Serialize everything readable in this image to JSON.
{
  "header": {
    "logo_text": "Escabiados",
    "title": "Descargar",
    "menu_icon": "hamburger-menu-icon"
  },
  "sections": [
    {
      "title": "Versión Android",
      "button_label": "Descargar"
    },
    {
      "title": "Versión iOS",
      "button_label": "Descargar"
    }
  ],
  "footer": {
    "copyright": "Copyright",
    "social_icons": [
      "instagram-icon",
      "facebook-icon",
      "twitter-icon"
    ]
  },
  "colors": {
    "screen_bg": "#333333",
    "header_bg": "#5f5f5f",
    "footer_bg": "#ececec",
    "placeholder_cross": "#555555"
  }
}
+--
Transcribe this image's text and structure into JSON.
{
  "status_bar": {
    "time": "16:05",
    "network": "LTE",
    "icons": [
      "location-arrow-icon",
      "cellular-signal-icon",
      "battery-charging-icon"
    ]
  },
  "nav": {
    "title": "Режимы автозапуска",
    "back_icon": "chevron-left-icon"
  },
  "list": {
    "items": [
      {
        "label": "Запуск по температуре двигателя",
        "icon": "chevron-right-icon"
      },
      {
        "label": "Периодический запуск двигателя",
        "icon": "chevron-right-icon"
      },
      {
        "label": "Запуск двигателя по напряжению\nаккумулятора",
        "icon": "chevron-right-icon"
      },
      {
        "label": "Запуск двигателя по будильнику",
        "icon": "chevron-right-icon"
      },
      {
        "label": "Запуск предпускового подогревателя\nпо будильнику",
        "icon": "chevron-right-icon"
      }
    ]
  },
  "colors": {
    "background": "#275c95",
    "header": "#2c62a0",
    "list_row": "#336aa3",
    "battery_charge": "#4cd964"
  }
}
+--
## WHAT IS REQUIRED
Identify the lines of the data that contain the word "Versión". Copy each of them.

## FINAL RESULT
      "title": "Versión Android",
      "title": "Versión iOS",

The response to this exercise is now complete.